> Source excerpt:
start
One source in Arusha, known to this correspondent, added his own views: ‘conditions in some places are very bad. Often there are no mosquito nets, we have to share rooms, the bathrooms stink and the food is bad. We have told those managers to change things but we are told that either there is no money for ‘such things’ or we are told to shut up ‘or else’. At times clients ask why we are not fresh in the morning, and we have to be diplomatic. We are treated very well in some of the lodges, they have single rooms or twin rooms for us and offer good food and clean bathrooms, but there are some which just ignore us.’

A leading stakeholder in Dar es Salaam also commented, saying a strike could only ever be a very last resort, while appealing to the lodge and camp operators to attend to the welfare of the drivers and guides. He added: ‘a strike now would cripple our recovery after the global crisis. In fairness they (TTGA) gave a long notice but maybe some camps and lodges need more time, but I think they know now that if they do not change that they will be singled out and it will be bad for their business’.

Another guide in Arusha also sent his comments as follows: ‘you know, even when clients invite us in some places to eat with them, and they pay for it, management there makes our life difficult. They try to keep us out of the dining and the bar, and at times our clients must insist strongly to have a drink with us in the evening or sit down for lunch or supper. I am not saying this is pure racism, but some of the managers have an agenda of their own. I have been told many times to stay out of the dining after being invited by my clients, is their money for my meal not good? You see, we spend a lot of time with our clients, and when enough is enough we can tell them a place is not good. We have started to tell our companies to stop booking clients in some places because we sleep and eat badly there, but we will see’.
end
Reproduce the guide-conditions text word for word, starting at "Another guide in" and ending after "we will see’.". Rely solely on the guide-conditions text to answer; bring in no outside information.

> Dataset excerpt:
start
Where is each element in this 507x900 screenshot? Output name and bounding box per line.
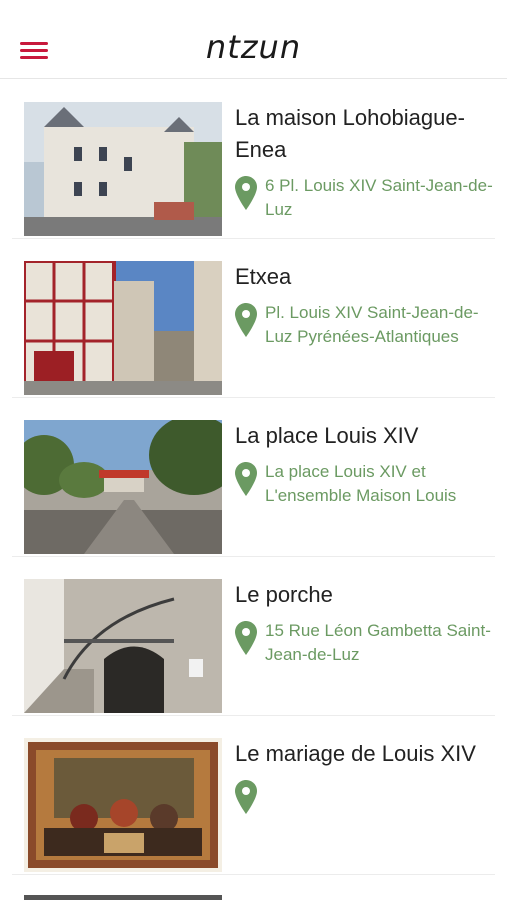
end
> Solution to the exercise:
Another guide in Arusha also sent his comments as follows: ‘you know, even when clients invite us in some places to eat with them, and they pay for it, management there makes our life difficult. They try to keep us out of the dining and the bar, and at times our clients must insist strongly to have a drink with us in the evening or sit down for lunch or supper. I am not saying this is pure racism, but some of the managers have an agenda of their own. I have been told many times to stay out of the dining after being invited by my clients, is their money for my meal not good? You see, we spend a lot of time with our clients, and when enough is enough we can tell them a place is not good. We have started to tell our companies to stop booking clients in some places because we sleep and eat badly there, but we will see’.